───── DATASET EXTRACT ─────

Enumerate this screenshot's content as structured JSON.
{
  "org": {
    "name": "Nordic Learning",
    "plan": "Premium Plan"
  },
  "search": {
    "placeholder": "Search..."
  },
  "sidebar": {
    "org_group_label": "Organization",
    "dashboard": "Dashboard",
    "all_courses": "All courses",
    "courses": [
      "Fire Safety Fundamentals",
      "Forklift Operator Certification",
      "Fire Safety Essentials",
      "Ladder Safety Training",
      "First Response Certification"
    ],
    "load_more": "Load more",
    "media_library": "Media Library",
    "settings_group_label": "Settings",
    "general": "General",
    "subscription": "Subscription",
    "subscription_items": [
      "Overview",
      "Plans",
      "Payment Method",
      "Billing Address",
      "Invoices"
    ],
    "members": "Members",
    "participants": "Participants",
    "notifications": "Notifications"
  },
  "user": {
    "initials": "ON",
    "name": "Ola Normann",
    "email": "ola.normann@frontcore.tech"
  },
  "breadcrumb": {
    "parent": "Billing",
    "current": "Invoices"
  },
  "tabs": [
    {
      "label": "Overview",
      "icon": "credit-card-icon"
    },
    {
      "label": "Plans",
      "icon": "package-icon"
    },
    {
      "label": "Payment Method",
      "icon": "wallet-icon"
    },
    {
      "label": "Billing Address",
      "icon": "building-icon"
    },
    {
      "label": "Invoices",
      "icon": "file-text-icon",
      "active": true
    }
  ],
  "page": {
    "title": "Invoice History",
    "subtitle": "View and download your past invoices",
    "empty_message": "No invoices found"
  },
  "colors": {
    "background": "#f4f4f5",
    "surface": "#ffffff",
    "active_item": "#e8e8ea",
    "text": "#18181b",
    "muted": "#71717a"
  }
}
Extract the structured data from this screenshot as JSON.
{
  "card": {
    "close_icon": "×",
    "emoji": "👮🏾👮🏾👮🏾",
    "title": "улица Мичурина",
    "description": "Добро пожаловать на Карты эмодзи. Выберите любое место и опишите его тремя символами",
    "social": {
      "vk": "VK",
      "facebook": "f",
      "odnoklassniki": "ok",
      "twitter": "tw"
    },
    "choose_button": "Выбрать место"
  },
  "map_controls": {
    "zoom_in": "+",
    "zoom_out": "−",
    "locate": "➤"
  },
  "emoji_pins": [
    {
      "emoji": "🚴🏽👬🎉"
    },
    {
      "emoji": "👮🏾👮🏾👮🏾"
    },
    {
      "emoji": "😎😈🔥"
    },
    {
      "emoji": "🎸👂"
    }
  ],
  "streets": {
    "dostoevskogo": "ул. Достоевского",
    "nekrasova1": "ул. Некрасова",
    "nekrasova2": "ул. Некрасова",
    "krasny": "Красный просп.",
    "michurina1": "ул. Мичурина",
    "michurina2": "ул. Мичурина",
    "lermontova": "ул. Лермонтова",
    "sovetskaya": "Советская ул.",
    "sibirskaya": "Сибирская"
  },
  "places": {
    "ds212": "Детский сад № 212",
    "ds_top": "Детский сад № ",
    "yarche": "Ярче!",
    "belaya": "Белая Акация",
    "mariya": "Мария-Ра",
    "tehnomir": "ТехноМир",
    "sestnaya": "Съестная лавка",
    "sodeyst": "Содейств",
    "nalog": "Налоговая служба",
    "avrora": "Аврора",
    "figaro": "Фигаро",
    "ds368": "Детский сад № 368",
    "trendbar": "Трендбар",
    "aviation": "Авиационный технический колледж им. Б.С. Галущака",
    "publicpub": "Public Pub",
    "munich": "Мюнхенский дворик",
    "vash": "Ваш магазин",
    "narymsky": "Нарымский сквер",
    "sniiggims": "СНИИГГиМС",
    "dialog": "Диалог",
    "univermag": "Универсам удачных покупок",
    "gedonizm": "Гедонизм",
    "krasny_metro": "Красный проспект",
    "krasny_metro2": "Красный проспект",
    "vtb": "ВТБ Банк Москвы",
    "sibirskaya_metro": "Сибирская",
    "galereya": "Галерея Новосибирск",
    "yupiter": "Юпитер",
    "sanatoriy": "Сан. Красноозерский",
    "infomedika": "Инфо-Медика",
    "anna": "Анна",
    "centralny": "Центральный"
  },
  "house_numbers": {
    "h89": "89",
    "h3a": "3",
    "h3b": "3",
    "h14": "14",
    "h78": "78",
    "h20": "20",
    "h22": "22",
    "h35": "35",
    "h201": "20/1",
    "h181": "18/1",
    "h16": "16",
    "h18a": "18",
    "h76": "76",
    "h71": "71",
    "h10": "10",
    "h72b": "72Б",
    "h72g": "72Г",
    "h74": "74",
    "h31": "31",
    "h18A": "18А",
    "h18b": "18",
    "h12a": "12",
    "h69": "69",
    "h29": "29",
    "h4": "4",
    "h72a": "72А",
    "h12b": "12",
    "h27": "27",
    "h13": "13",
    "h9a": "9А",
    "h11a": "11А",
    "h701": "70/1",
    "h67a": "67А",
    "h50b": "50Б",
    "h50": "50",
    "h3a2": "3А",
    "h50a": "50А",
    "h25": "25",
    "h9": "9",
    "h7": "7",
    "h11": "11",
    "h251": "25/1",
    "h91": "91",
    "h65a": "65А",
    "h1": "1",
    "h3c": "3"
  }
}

─────

### TASK:
Give back all the data exactly as written.

### SOLVED EXERCISE:
Enumerate this screenshot's content as structured JSON.
{
  "org": {
    "name": "Nordic Learning",
    "plan": "Premium Plan"
  },
  "search": {
    "placeholder": "Search..."
  },
  "sidebar": {
    "org_group_label": "Organization",
    "dashboard": "Dashboard",
    "all_courses": "All courses",
    "courses": [
      "Fire Safety Fundamentals",
      "Forklift Operator Certification",
      "Fire Safety Essentials",
      "Ladder Safety Training",
      "First Response Certification"
    ],
    "load_more": "Load more",
    "media_library": "Media Library",
    "settings_group_label": "Settings",
    "general": "General",
    "subscription": "Subscription",
    "subscription_items": [
      "Overview",
      "Plans",
      "Payment Method",
      "Billing Address",
      "Invoices"
    ],
    "members": "Members",
    "participants": "Participants",
    "notifications": "Notifications"
  },
  "user": {
    "initials": "ON",
    "name": "Ola Normann",
    "email": "ola.normann@frontcore.tech"
  },
  "breadcrumb": {
    "parent": "Billing",
    "current": "Invoices"
  },
  "tabs": [
    {
      "label": "Overview",
      "icon": "credit-card-icon"
    },
    {
      "label": "Plans",
      "icon": "package-icon"
    },
    {
      "label": "Payment Method",
      "icon": "wallet-icon"
    },
    {
      "label": "Billing Address",
      "icon": "building-icon"
    },
    {
      "label": "Invoices",
      "icon": "file-text-icon",
      "active": true
    }
  ],
  "page": {
    "title": "Invoice History",
    "subtitle": "View and download your past invoices",
    "empty_message": "No invoices found"
  },
  "colors": {
    "background": "#f4f4f5",
    "surface": "#ffffff",
    "active_item": "#e8e8ea",
    "text": "#18181b",
    "muted": "#71717a"
  }
}
Extract the structured data from this screenshot as JSON.
{
  "card": {
    "close_icon": "×",
    "emoji": "👮🏾👮🏾👮🏾",
    "title": "улица Мичурина",
    "description": "Добро пожаловать на Карты эмодзи. Выберите любое место и опишите его тремя символами",
    "social": {
      "vk": "VK",
      "facebook": "f",
      "odnoklassniki": "ok",
      "twitter": "tw"
    },
    "choose_button": "Выбрать место"
  },
  "map_controls": {
    "zoom_in": "+",
    "zoom_out": "−",
    "locate": "➤"
  },
  "emoji_pins": [
    {
      "emoji": "🚴🏽👬🎉"
    },
    {
      "emoji": "👮🏾👮🏾👮🏾"
    },
    {
      "emoji": "😎😈🔥"
    },
    {
      "emoji": "🎸👂"
    }
  ],
  "streets": {
    "dostoevskogo": "ул. Достоевского",
    "nekrasova1": "ул. Некрасова",
    "nekrasova2": "ул. Некрасова",
    "krasny": "Красный просп.",
    "michurina1": "ул. Мичурина",
    "michurina2": "ул. Мичурина",
    "lermontova": "ул. Лермонтова",
    "sovetskaya": "Советская ул.",
    "sibirskaya": "Сибирская"
  },
  "places": {
    "ds212": "Детский сад № 212",
    "ds_top": "Детский сад № ",
    "yarche": "Ярче!",
    "belaya": "Белая Акация",
    "mariya": "Мария-Ра",
    "tehnomir": "ТехноМир",
    "sestnaya": "Съестная лавка",
    "sodeyst": "Содейств",
    "nalog": "Налоговая служба",
    "avrora": "Аврора",
    "figaro": "Фигаро",
    "ds368": "Детский сад № 368",
    "trendbar": "Трендбар",
    "aviation": "Авиационный технический колледж им. Б.С. Галущака",
    "publicpub": "Public Pub",
    "munich": "Мюнхенский дворик",
    "vash": "Ваш магазин",
    "narymsky": "Нарымский сквер",
    "sniiggims": "СНИИГГиМС",
    "dialog": "Диалог",
    "univermag": "Универсам удачных покупок",
    "gedonizm": "Гедонизм",
    "krasny_metro": "Красный проспект",
    "krasny_metro2": "Красный проспект",
    "vtb": "ВТБ Банк Москвы",
    "sibirskaya_metro": "Сибирская",
    "galereya": "Галерея Новосибирск",
    "yupiter": "Юпитер",
    "sanatoriy": "Сан. Красноозерский",
    "infomedika": "Инфо-Медика",
    "anna": "Анна",
    "centralny": "Центральный"
  },
  "house_numbers": {
    "h89": "89",
    "h3a": "3",
    "h3b": "3",
    "h14": "14",
    "h78": "78",
    "h20": "20",
    "h22": "22",
    "h35": "35",
    "h201": "20/1",
    "h181": "18/1",
    "h16": "16",
    "h18a": "18",
    "h76": "76",
    "h71": "71",
    "h10": "10",
    "h72b": "72Б",
    "h72g": "72Г",
    "h74": "74",
    "h31": "31",
    "h18A": "18А",
    "h18b": "18",
    "h12a": "12",
    "h69": "69",
    "h29": "29",
    "h4": "4",
    "h72a": "72А",
    "h12b": "12",
    "h27": "27",
    "h13": "13",
    "h9a": "9А",
    "h11a": "11А",
    "h701": "70/1",
    "h67a": "67А",
    "h50b": "50Б",
    "h50": "50",
    "h3a2": "3А",
    "h50a": "50А",
    "h25": "25",
    "h9": "9",
    "h7": "7",
    "h11": "11",
    "h251": "25/1",
    "h91": "91",
    "h65a": "65А",
    "h1": "1",
    "h3c": "3"
  }
}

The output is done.